A run of records:

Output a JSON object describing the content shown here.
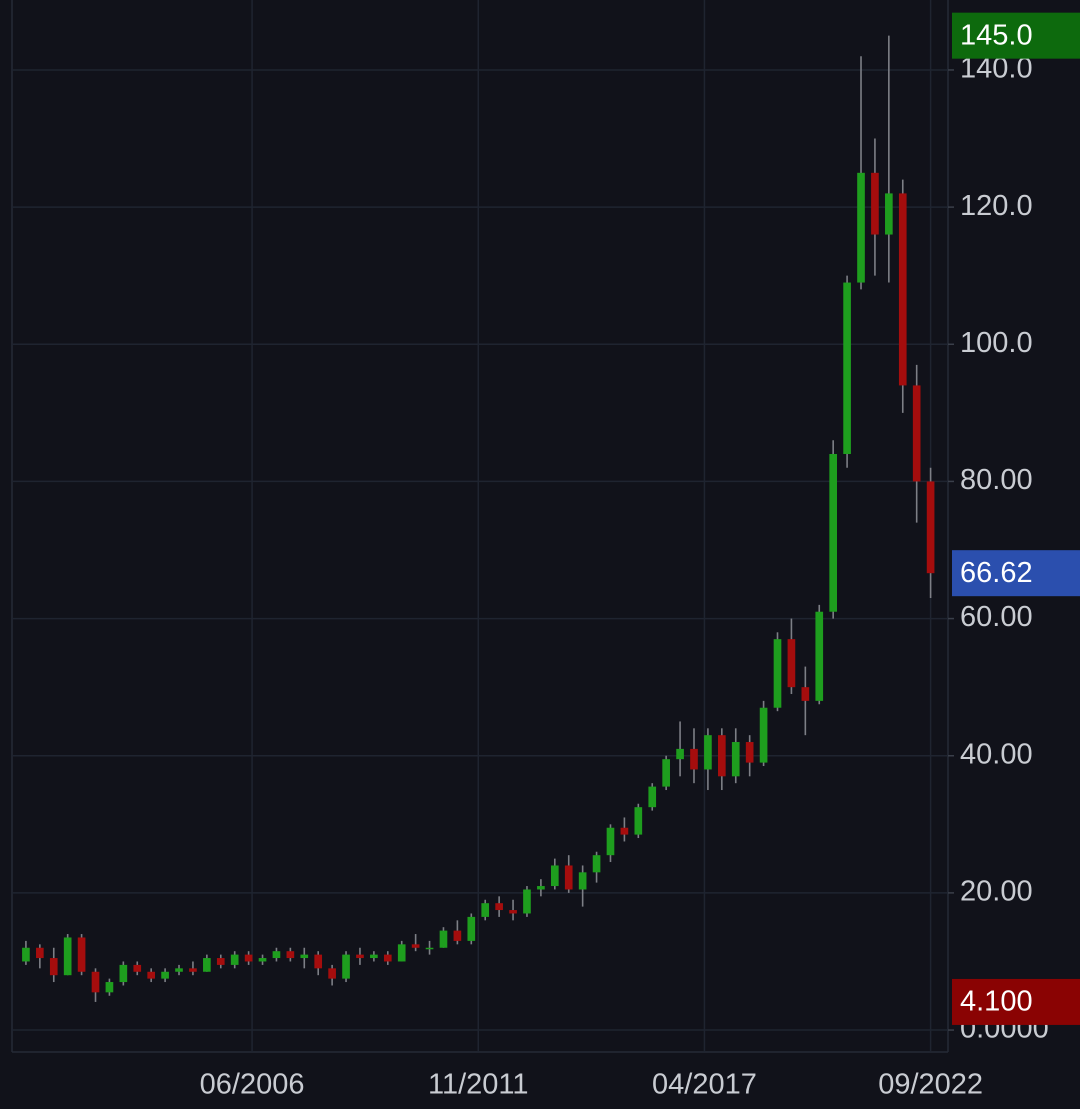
{
  "chart_data": {
    "type": "candlestick",
    "x": [
      "01/2001",
      "05/2001",
      "09/2001",
      "01/2002",
      "05/2002",
      "09/2002",
      "01/2003",
      "05/2003",
      "09/2003",
      "01/2004",
      "05/2004",
      "09/2004",
      "01/2005",
      "05/2005",
      "09/2005",
      "01/2006",
      "05/2006",
      "09/2006",
      "01/2007",
      "05/2007",
      "09/2007",
      "01/2008",
      "05/2008",
      "09/2008",
      "01/2009",
      "05/2009",
      "09/2009",
      "01/2010",
      "05/2010",
      "09/2010",
      "01/2011",
      "05/2011",
      "09/2011",
      "01/2012",
      "05/2012",
      "09/2012",
      "01/2013",
      "05/2013",
      "09/2013",
      "01/2014",
      "05/2014",
      "09/2014",
      "01/2015",
      "05/2015",
      "09/2015",
      "01/2016",
      "05/2016",
      "09/2016",
      "01/2017",
      "05/2017",
      "09/2017",
      "01/2018",
      "05/2018",
      "09/2018",
      "01/2019",
      "05/2019",
      "09/2019",
      "01/2020",
      "05/2020",
      "09/2020",
      "01/2021",
      "05/2021",
      "09/2021",
      "01/2022",
      "05/2022",
      "09/2022"
    ],
    "open": [
      10,
      12,
      10.5,
      8,
      13.5,
      8.5,
      5.5,
      7,
      9.5,
      8.5,
      7.5,
      8.5,
      9,
      8.5,
      10.5,
      9.5,
      11,
      10,
      10.5,
      11.5,
      10.5,
      11,
      9,
      7.5,
      11,
      10.5,
      11,
      10,
      12.5,
      12,
      12,
      14.5,
      13,
      16.5,
      18.5,
      17.5,
      17,
      20.5,
      21,
      24,
      20.5,
      23,
      25.5,
      29.5,
      28.5,
      32.5,
      35.5,
      39.5,
      41,
      38,
      43,
      37,
      42,
      39,
      47,
      57,
      50,
      48,
      61,
      84,
      109,
      125,
      116,
      122,
      94,
      80
    ],
    "high": [
      13,
      12.5,
      12,
      14,
      14,
      9,
      7.5,
      10,
      10,
      9,
      9,
      9.5,
      10,
      11,
      11,
      11.5,
      11.5,
      11,
      12,
      12,
      12,
      11.5,
      9.5,
      11.5,
      12,
      11.5,
      11.5,
      13,
      14,
      13,
      15,
      16,
      17,
      19,
      19.5,
      19,
      21,
      22,
      25,
      25.5,
      24,
      26,
      30,
      31,
      33,
      36,
      40,
      45,
      44,
      44,
      44,
      44,
      43,
      48,
      58,
      60,
      53,
      62,
      86,
      110,
      142,
      130,
      145,
      124,
      97,
      82
    ],
    "low": [
      9.5,
      9,
      7,
      8,
      8,
      4.1,
      5,
      6.5,
      8,
      7,
      7,
      8,
      8,
      8.5,
      9,
      9,
      9.5,
      9.5,
      10,
      10,
      9,
      8,
      6.5,
      7,
      9.5,
      10,
      9.5,
      10,
      11.5,
      11,
      12,
      12.5,
      12.5,
      16,
      16.5,
      16,
      16.5,
      19.5,
      20.5,
      20,
      18,
      21.5,
      24.5,
      27.5,
      28,
      32,
      35,
      37,
      36,
      35,
      35,
      36,
      37,
      38.5,
      46.5,
      49,
      43,
      47.5,
      60,
      82,
      108,
      110,
      109,
      90,
      74,
      63
    ],
    "close": [
      12,
      10.5,
      8,
      13.5,
      8.5,
      5.5,
      7,
      9.5,
      8.5,
      7.5,
      8.5,
      9,
      8.5,
      10.5,
      9.5,
      11,
      10,
      10.5,
      11.5,
      10.5,
      11,
      9,
      7.5,
      11,
      10.5,
      11,
      10,
      12.5,
      12,
      12,
      14.5,
      13,
      16.5,
      18.5,
      17.5,
      17,
      20.5,
      21,
      24,
      20.5,
      23,
      25.5,
      29.5,
      28.5,
      32.5,
      35.5,
      39.5,
      41,
      38,
      43,
      37,
      42,
      39,
      47,
      57,
      50,
      48,
      61,
      84,
      109,
      125,
      116,
      122,
      94,
      80,
      66.62
    ],
    "up_color": "#1e9e1e",
    "down_color": "#a50d0d",
    "wick_color": "#7d7f86",
    "xlim": [
      "09/2000",
      "02/2023"
    ],
    "xticks": [
      "06/2006",
      "11/2011",
      "04/2017",
      "09/2022"
    ],
    "ylim": [
      -3.2,
      150.2
    ],
    "yticks": [
      {
        "value": 0,
        "label": "0.0000"
      },
      {
        "value": 20,
        "label": "20.00"
      },
      {
        "value": 40,
        "label": "40.00"
      },
      {
        "value": 60,
        "label": "60.00"
      },
      {
        "value": 80,
        "label": "80.00"
      },
      {
        "value": 100,
        "label": "100.0"
      },
      {
        "value": 120,
        "label": "120.0"
      },
      {
        "value": 140,
        "label": "140.0"
      }
    ],
    "grid": true,
    "price_labels": [
      {
        "value": 145,
        "label": "145.0",
        "color": "#0d6a0d"
      },
      {
        "value": 66.62,
        "label": "66.62",
        "color": "#2b4fae"
      },
      {
        "value": 4.1,
        "label": "4.100",
        "color": "#8a0303"
      }
    ]
  }
}
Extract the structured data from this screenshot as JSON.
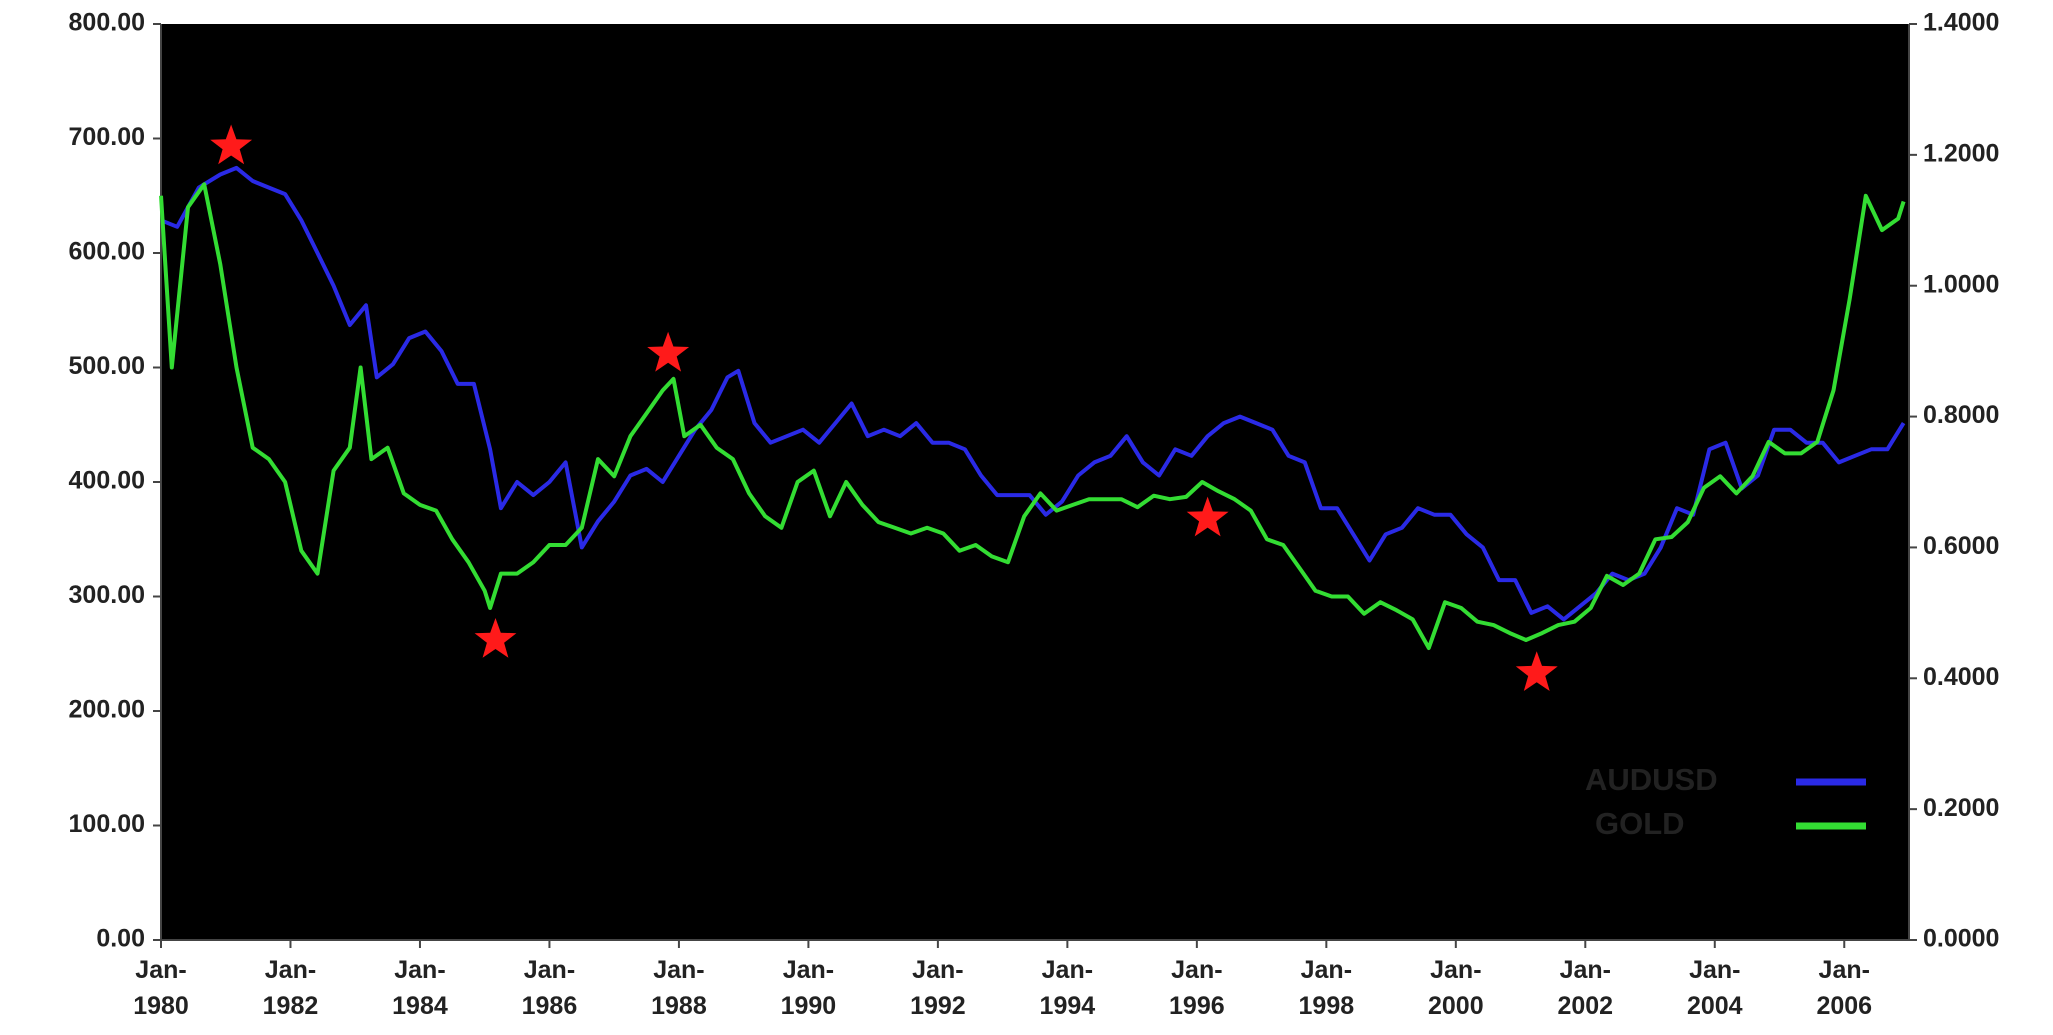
{
  "chart_data": {
    "type": "line",
    "xlim": [
      "1980-01",
      "2007-01"
    ],
    "xticks": [
      {
        "value": "1980-01",
        "label": "Jan-\n1980"
      },
      {
        "value": "1982-01",
        "label": "Jan-\n1982"
      },
      {
        "value": "1984-01",
        "label": "Jan-\n1984"
      },
      {
        "value": "1986-01",
        "label": "Jan-\n1986"
      },
      {
        "value": "1988-01",
        "label": "Jan-\n1988"
      },
      {
        "value": "1990-01",
        "label": "Jan-\n1990"
      },
      {
        "value": "1992-01",
        "label": "Jan-\n1992"
      },
      {
        "value": "1994-01",
        "label": "Jan-\n1994"
      },
      {
        "value": "1996-01",
        "label": "Jan-\n1996"
      },
      {
        "value": "1998-01",
        "label": "Jan-\n1998"
      },
      {
        "value": "2000-01",
        "label": "Jan-\n2000"
      },
      {
        "value": "2002-01",
        "label": "Jan-\n2002"
      },
      {
        "value": "2004-01",
        "label": "Jan-\n2004"
      },
      {
        "value": "2006-01",
        "label": "Jan-\n2006"
      }
    ],
    "ylim": [
      0,
      800
    ],
    "yticks": [
      {
        "value": 0,
        "label": "0.00"
      },
      {
        "value": 100,
        "label": "100.00"
      },
      {
        "value": 200,
        "label": "200.00"
      },
      {
        "value": 300,
        "label": "300.00"
      },
      {
        "value": 400,
        "label": "400.00"
      },
      {
        "value": 500,
        "label": "500.00"
      },
      {
        "value": 600,
        "label": "600.00"
      },
      {
        "value": 700,
        "label": "700.00"
      },
      {
        "value": 800,
        "label": "800.00"
      }
    ],
    "y2lim": [
      0,
      1.4
    ],
    "y2ticks": [
      {
        "value": 0,
        "label": "0.0000"
      },
      {
        "value": 0.2,
        "label": "0.2000"
      },
      {
        "value": 0.4,
        "label": "0.4000"
      },
      {
        "value": 0.6,
        "label": "0.6000"
      },
      {
        "value": 0.8,
        "label": "0.8000"
      },
      {
        "value": 1.0,
        "label": "1.0000"
      },
      {
        "value": 1.2,
        "label": "1.2000"
      },
      {
        "value": 1.4,
        "label": "1.4000"
      }
    ],
    "plot_background": "#000000",
    "legend": "lower right",
    "series": [
      {
        "name": "AUDUSD",
        "color": "#2a2ae6",
        "axis": "y2",
        "x": [
          "1980-01",
          "1980-04",
          "1980-08",
          "1980-12",
          "1981-03",
          "1981-06",
          "1981-09",
          "1981-12",
          "1982-03",
          "1982-06",
          "1982-09",
          "1982-12",
          "1983-03",
          "1983-05",
          "1983-08",
          "1983-11",
          "1984-02",
          "1984-05",
          "1984-08",
          "1984-11",
          "1985-02",
          "1985-04",
          "1985-07",
          "1985-10",
          "1986-01",
          "1986-04",
          "1986-07",
          "1986-10",
          "1987-01",
          "1987-04",
          "1987-07",
          "1987-10",
          "1988-01",
          "1988-04",
          "1988-07",
          "1988-10",
          "1988-12",
          "1989-03",
          "1989-06",
          "1989-09",
          "1989-12",
          "1990-03",
          "1990-06",
          "1990-09",
          "1990-12",
          "1991-03",
          "1991-06",
          "1991-09",
          "1991-12",
          "1992-03",
          "1992-06",
          "1992-09",
          "1992-12",
          "1993-03",
          "1993-06",
          "1993-09",
          "1993-12",
          "1994-03",
          "1994-06",
          "1994-09",
          "1994-12",
          "1995-03",
          "1995-06",
          "1995-09",
          "1995-12",
          "1996-03",
          "1996-06",
          "1996-09",
          "1996-12",
          "1997-03",
          "1997-06",
          "1997-09",
          "1997-12",
          "1998-03",
          "1998-06",
          "1998-09",
          "1998-12",
          "1999-03",
          "1999-06",
          "1999-09",
          "1999-12",
          "2000-03",
          "2000-06",
          "2000-09",
          "2000-12",
          "2001-03",
          "2001-06",
          "2001-09",
          "2001-12",
          "2002-03",
          "2002-06",
          "2002-09",
          "2002-12",
          "2003-03",
          "2003-06",
          "2003-09",
          "2003-12",
          "2004-03",
          "2004-06",
          "2004-09",
          "2004-12",
          "2005-03",
          "2005-06",
          "2005-09",
          "2005-12",
          "2006-03",
          "2006-06",
          "2006-09",
          "2006-12"
        ],
        "values": [
          1.1,
          1.09,
          1.15,
          1.17,
          1.18,
          1.16,
          1.15,
          1.14,
          1.1,
          1.05,
          1.0,
          0.94,
          0.97,
          0.86,
          0.88,
          0.92,
          0.93,
          0.9,
          0.85,
          0.85,
          0.75,
          0.66,
          0.7,
          0.68,
          0.7,
          0.73,
          0.6,
          0.64,
          0.67,
          0.71,
          0.72,
          0.7,
          0.74,
          0.78,
          0.81,
          0.86,
          0.87,
          0.79,
          0.76,
          0.77,
          0.78,
          0.76,
          0.79,
          0.82,
          0.77,
          0.78,
          0.77,
          0.79,
          0.76,
          0.76,
          0.75,
          0.71,
          0.68,
          0.68,
          0.68,
          0.65,
          0.67,
          0.71,
          0.73,
          0.74,
          0.77,
          0.73,
          0.71,
          0.75,
          0.74,
          0.77,
          0.79,
          0.8,
          0.79,
          0.78,
          0.74,
          0.73,
          0.66,
          0.66,
          0.62,
          0.58,
          0.62,
          0.63,
          0.66,
          0.65,
          0.65,
          0.62,
          0.6,
          0.55,
          0.55,
          0.5,
          0.51,
          0.49,
          0.51,
          0.53,
          0.56,
          0.55,
          0.56,
          0.6,
          0.66,
          0.65,
          0.75,
          0.76,
          0.69,
          0.71,
          0.78,
          0.78,
          0.76,
          0.76,
          0.73,
          0.74,
          0.75,
          0.75,
          0.79
        ]
      },
      {
        "name": "GOLD",
        "color": "#33dd33",
        "axis": "y",
        "x": [
          "1980-01",
          "1980-03",
          "1980-06",
          "1980-09",
          "1980-12",
          "1981-03",
          "1981-06",
          "1981-09",
          "1981-12",
          "1982-03",
          "1982-06",
          "1982-09",
          "1982-12",
          "1983-02",
          "1983-04",
          "1983-07",
          "1983-10",
          "1984-01",
          "1984-04",
          "1984-07",
          "1984-10",
          "1985-01",
          "1985-02",
          "1985-04",
          "1985-07",
          "1985-10",
          "1986-01",
          "1986-04",
          "1986-07",
          "1986-10",
          "1987-01",
          "1987-04",
          "1987-07",
          "1987-10",
          "1987-12",
          "1988-02",
          "1988-05",
          "1988-08",
          "1988-11",
          "1989-02",
          "1989-05",
          "1989-08",
          "1989-11",
          "1990-02",
          "1990-05",
          "1990-08",
          "1990-11",
          "1991-02",
          "1991-05",
          "1991-08",
          "1991-11",
          "1992-02",
          "1992-05",
          "1992-08",
          "1992-11",
          "1993-02",
          "1993-05",
          "1993-08",
          "1993-11",
          "1994-02",
          "1994-05",
          "1994-08",
          "1994-11",
          "1995-02",
          "1995-05",
          "1995-08",
          "1995-11",
          "1996-02",
          "1996-05",
          "1996-08",
          "1996-11",
          "1997-02",
          "1997-05",
          "1997-08",
          "1997-11",
          "1998-02",
          "1998-05",
          "1998-08",
          "1998-11",
          "1999-02",
          "1999-05",
          "1999-08",
          "1999-11",
          "2000-02",
          "2000-05",
          "2000-08",
          "2000-11",
          "2001-02",
          "2001-05",
          "2001-08",
          "2001-11",
          "2002-02",
          "2002-05",
          "2002-08",
          "2002-11",
          "2003-02",
          "2003-05",
          "2003-08",
          "2003-11",
          "2004-02",
          "2004-05",
          "2004-08",
          "2004-11",
          "2005-02",
          "2005-05",
          "2005-08",
          "2005-11",
          "2006-02",
          "2006-05",
          "2006-08",
          "2006-11",
          "2006-12"
        ],
        "values": [
          650,
          500,
          640,
          660,
          590,
          500,
          430,
          420,
          400,
          340,
          320,
          410,
          430,
          500,
          420,
          430,
          390,
          380,
          375,
          350,
          330,
          305,
          290,
          320,
          320,
          330,
          345,
          345,
          360,
          420,
          405,
          440,
          460,
          480,
          490,
          440,
          450,
          430,
          420,
          390,
          370,
          360,
          400,
          410,
          370,
          400,
          380,
          365,
          360,
          355,
          360,
          355,
          340,
          345,
          335,
          330,
          370,
          390,
          375,
          380,
          385,
          385,
          385,
          378,
          388,
          385,
          387,
          400,
          392,
          385,
          375,
          350,
          345,
          325,
          305,
          300,
          300,
          285,
          295,
          288,
          280,
          255,
          295,
          290,
          278,
          275,
          268,
          262,
          268,
          275,
          278,
          290,
          318,
          310,
          320,
          350,
          352,
          365,
          395,
          405,
          390,
          405,
          435,
          425,
          425,
          435,
          480,
          560,
          650,
          620,
          630,
          645
        ]
      }
    ],
    "star_color": "#ff1a1a",
    "stars": [
      {
        "x": "1981-02",
        "y": 693
      },
      {
        "x": "1985-03",
        "y": 262
      },
      {
        "x": "1987-11",
        "y": 512
      },
      {
        "x": "1996-03",
        "y": 368
      },
      {
        "x": "2001-04",
        "y": 233
      }
    ]
  }
}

WHAT IS NEEDED: Go through the records above and copy every line with the word "JSON".

SOLUTION TO THE PROBLEM:
Output a JSON object describing the content shown here.
Extract the structured data from this screenshot as JSON.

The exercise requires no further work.